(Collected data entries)
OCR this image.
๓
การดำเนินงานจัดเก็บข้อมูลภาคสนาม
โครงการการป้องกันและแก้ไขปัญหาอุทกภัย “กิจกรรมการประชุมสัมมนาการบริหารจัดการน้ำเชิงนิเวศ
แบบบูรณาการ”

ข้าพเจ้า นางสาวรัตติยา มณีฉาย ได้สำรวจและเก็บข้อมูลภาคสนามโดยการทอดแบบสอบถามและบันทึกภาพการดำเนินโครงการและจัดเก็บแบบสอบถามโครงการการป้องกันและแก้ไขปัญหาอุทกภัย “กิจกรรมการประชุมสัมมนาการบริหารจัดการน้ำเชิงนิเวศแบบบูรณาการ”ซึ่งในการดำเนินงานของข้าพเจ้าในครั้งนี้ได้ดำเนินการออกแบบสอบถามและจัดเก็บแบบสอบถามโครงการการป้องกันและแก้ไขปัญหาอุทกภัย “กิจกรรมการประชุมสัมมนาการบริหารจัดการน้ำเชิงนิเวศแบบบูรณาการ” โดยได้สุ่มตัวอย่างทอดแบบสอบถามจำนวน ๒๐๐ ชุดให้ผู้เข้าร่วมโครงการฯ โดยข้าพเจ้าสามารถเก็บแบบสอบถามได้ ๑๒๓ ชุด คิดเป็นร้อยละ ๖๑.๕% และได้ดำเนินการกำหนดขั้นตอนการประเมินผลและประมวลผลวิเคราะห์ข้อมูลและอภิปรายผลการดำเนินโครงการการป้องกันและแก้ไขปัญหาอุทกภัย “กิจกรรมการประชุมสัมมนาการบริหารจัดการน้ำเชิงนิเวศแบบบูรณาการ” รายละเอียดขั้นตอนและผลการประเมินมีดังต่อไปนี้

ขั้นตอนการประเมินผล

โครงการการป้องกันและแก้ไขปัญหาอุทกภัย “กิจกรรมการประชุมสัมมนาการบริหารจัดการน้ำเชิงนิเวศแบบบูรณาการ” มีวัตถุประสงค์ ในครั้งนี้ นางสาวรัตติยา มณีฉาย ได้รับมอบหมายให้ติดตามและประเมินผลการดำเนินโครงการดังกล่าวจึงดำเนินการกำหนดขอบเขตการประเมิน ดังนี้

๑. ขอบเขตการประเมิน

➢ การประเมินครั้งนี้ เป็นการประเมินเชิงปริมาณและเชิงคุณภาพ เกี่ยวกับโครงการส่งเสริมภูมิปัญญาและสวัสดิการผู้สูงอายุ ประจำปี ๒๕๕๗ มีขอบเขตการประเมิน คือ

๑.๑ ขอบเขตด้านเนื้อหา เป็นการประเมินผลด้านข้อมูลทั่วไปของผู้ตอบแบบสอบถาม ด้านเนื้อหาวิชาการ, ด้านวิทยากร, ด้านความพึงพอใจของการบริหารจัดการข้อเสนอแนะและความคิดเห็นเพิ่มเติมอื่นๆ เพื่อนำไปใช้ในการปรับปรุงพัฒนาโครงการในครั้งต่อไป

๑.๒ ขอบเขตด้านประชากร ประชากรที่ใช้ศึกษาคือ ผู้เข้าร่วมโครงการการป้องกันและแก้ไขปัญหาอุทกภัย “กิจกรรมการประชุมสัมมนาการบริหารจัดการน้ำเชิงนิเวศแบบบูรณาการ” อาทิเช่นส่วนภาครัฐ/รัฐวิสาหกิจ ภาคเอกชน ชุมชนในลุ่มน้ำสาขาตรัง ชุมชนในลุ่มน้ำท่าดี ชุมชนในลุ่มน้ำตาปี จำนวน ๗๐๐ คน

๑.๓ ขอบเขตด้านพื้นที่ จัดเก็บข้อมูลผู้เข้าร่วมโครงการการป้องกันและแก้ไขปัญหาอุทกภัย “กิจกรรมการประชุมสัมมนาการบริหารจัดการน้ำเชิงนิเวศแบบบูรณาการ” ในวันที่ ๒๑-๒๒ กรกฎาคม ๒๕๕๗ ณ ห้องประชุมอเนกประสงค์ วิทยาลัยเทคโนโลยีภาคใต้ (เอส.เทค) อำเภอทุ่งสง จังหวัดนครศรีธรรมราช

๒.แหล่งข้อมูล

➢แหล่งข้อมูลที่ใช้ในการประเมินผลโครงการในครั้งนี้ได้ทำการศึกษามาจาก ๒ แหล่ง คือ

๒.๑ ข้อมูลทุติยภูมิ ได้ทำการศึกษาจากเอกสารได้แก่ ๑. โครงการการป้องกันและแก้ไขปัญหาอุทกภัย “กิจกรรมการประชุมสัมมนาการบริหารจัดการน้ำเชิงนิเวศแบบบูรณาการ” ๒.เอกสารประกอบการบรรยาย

(TO DO) Copy each line of the data exactly, leaving nothing out.

(FULL RESPONSE)
OCR this image.
๓
การดำเนินงานจัดเก็บข้อมูลภาคสนาม
โครงการการป้องกันและแก้ไขปัญหาอุทกภัย “กิจกรรมการประชุมสัมมนาการบริหารจัดการน้ำเชิงนิเวศ
แบบบูรณาการ”

ข้าพเจ้า นางสาวรัตติยา มณีฉาย ได้สำรวจและเก็บข้อมูลภาคสนามโดยการทอดแบบสอบถามและบันทึกภาพการดำเนินโครงการและจัดเก็บแบบสอบถามโครงการการป้องกันและแก้ไขปัญหาอุทกภัย “กิจกรรมการประชุมสัมมนาการบริหารจัดการน้ำเชิงนิเวศแบบบูรณาการ”ซึ่งในการดำเนินงานของข้าพเจ้าในครั้งนี้ได้ดำเนินการออกแบบสอบถามและจัดเก็บแบบสอบถามโครงการการป้องกันและแก้ไขปัญหาอุทกภัย “กิจกรรมการประชุมสัมมนาการบริหารจัดการน้ำเชิงนิเวศแบบบูรณาการ” โดยได้สุ่มตัวอย่างทอดแบบสอบถามจำนวน ๒๐๐ ชุดให้ผู้เข้าร่วมโครงการฯ โดยข้าพเจ้าสามารถเก็บแบบสอบถามได้ ๑๒๓ ชุด คิดเป็นร้อยละ ๖๑.๕% และได้ดำเนินการกำหนดขั้นตอนการประเมินผลและประมวลผลวิเคราะห์ข้อมูลและอภิปรายผลการดำเนินโครงการการป้องกันและแก้ไขปัญหาอุทกภัย “กิจกรรมการประชุมสัมมนาการบริหารจัดการน้ำเชิงนิเวศแบบบูรณาการ” รายละเอียดขั้นตอนและผลการประเมินมีดังต่อไปนี้

ขั้นตอนการประเมินผล

โครงการการป้องกันและแก้ไขปัญหาอุทกภัย “กิจกรรมการประชุมสัมมนาการบริหารจัดการน้ำเชิงนิเวศแบบบูรณาการ” มีวัตถุประสงค์ ในครั้งนี้ นางสาวรัตติยา มณีฉาย ได้รับมอบหมายให้ติดตามและประเมินผลการดำเนินโครงการดังกล่าวจึงดำเนินการกำหนดขอบเขตการประเมิน ดังนี้

๑. ขอบเขตการประเมิน

➢ การประเมินครั้งนี้ เป็นการประเมินเชิงปริมาณและเชิงคุณภาพ เกี่ยวกับโครงการส่งเสริมภูมิปัญญาและสวัสดิการผู้สูงอายุ ประจำปี ๒๕๕๗ มีขอบเขตการประเมิน คือ

๑.๑ ขอบเขตด้านเนื้อหา เป็นการประเมินผลด้านข้อมูลทั่วไปของผู้ตอบแบบสอบถาม ด้านเนื้อหาวิชาการ, ด้านวิทยากร, ด้านความพึงพอใจของการบริหารจัดการข้อเสนอแนะและความคิดเห็นเพิ่มเติมอื่นๆ เพื่อนำไปใช้ในการปรับปรุงพัฒนาโครงการในครั้งต่อไป

๑.๒ ขอบเขตด้านประชากร ประชากรที่ใช้ศึกษาคือ ผู้เข้าร่วมโครงการการป้องกันและแก้ไขปัญหาอุทกภัย “กิจกรรมการประชุมสัมมนาการบริหารจัดการน้ำเชิงนิเวศแบบบูรณาการ” อาทิเช่นส่วนภาครัฐ/รัฐวิสาหกิจ ภาคเอกชน ชุมชนในลุ่มน้ำสาขาตรัง ชุมชนในลุ่มน้ำท่าดี ชุมชนในลุ่มน้ำตาปี จำนวน ๗๐๐ คน

๑.๓ ขอบเขตด้านพื้นที่ จัดเก็บข้อมูลผู้เข้าร่วมโครงการการป้องกันและแก้ไขปัญหาอุทกภัย “กิจกรรมการประชุมสัมมนาการบริหารจัดการน้ำเชิงนิเวศแบบบูรณาการ” ในวันที่ ๒๑-๒๒ กรกฎาคม ๒๕๕๗ ณ ห้องประชุมอเนกประสงค์ วิทยาลัยเทคโนโลยีภาคใต้ (เอส.เทค) อำเภอทุ่งสง จังหวัดนครศรีธรรมราช

๒.แหล่งข้อมูล

➢แหล่งข้อมูลที่ใช้ในการประเมินผลโครงการในครั้งนี้ได้ทำการศึกษามาจาก ๒ แหล่ง คือ

๒.๑ ข้อมูลทุติยภูมิ ได้ทำการศึกษาจากเอกสารได้แก่ ๑. โครงการการป้องกันและแก้ไขปัญหาอุทกภัย “กิจกรรมการประชุมสัมมนาการบริหารจัดการน้ำเชิงนิเวศแบบบูรณาการ” ๒.เอกสารประกอบการบรรยาย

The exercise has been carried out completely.